> _AIM OF THE TASK_: Every line that contains the word "процентными" should be copied out.

### INPUT ###

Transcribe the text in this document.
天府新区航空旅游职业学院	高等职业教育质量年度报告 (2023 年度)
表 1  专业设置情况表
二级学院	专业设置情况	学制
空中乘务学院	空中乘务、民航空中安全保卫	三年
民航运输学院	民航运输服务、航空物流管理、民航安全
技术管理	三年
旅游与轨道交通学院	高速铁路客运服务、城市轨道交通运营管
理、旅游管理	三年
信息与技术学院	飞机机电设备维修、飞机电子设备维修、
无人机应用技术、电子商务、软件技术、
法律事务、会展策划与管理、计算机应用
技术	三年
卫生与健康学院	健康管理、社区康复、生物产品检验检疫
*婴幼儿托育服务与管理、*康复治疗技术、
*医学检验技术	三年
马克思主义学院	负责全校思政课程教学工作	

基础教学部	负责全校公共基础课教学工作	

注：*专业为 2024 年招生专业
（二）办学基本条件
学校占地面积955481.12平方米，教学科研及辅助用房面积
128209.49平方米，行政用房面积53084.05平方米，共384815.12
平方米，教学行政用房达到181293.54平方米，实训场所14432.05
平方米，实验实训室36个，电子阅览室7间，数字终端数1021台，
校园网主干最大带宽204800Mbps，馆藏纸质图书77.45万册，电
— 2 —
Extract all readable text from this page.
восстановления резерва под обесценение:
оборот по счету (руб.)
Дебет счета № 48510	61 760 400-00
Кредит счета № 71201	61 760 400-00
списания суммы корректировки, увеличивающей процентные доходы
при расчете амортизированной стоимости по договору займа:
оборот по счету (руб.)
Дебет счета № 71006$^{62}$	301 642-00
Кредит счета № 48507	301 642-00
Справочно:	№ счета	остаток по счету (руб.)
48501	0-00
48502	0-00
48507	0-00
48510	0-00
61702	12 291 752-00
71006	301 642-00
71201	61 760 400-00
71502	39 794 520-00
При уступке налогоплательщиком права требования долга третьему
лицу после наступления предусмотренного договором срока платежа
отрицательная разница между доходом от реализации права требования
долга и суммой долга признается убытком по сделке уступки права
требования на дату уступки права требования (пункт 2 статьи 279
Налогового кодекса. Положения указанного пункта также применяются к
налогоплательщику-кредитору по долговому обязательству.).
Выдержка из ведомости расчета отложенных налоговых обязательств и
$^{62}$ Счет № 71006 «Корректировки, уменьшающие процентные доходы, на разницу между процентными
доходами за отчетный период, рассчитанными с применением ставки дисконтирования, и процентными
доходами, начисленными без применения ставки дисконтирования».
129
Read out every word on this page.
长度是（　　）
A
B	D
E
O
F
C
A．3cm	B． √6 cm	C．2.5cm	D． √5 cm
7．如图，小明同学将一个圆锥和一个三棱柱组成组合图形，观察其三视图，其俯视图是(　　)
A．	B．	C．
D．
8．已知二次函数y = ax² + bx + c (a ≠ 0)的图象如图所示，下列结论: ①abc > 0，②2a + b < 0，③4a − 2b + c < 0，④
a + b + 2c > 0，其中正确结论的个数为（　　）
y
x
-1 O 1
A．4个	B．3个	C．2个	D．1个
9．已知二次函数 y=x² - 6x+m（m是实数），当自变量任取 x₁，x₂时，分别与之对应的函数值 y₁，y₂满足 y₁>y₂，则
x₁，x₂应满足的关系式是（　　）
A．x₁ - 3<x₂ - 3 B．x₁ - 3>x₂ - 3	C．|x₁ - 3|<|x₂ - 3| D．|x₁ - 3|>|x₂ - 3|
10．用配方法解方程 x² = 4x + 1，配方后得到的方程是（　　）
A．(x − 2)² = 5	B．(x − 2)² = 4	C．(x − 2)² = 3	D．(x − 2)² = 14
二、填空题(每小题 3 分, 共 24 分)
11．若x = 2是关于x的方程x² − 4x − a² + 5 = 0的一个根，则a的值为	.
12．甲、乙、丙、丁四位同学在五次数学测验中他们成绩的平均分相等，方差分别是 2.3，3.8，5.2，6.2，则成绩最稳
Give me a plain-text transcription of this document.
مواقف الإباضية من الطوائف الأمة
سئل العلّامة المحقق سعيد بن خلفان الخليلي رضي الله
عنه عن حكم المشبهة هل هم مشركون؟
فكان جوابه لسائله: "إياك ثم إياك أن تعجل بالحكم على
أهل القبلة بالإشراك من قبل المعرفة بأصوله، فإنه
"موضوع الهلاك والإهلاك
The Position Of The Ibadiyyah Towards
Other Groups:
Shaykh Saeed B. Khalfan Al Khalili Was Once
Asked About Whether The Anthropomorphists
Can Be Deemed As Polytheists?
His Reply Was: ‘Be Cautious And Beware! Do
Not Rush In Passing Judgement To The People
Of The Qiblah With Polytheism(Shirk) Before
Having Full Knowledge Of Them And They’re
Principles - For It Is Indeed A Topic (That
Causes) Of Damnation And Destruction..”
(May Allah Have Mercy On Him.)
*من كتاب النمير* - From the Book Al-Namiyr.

###

> _ANSWER TO THIS TASK_:
$^{62}$ Счет № 71006 «Корректировки, уменьшающие процентные доходы, на разницу между процентными
доходами за отчетный период, рассчитанными с применением ставки дисконтирования, и процентными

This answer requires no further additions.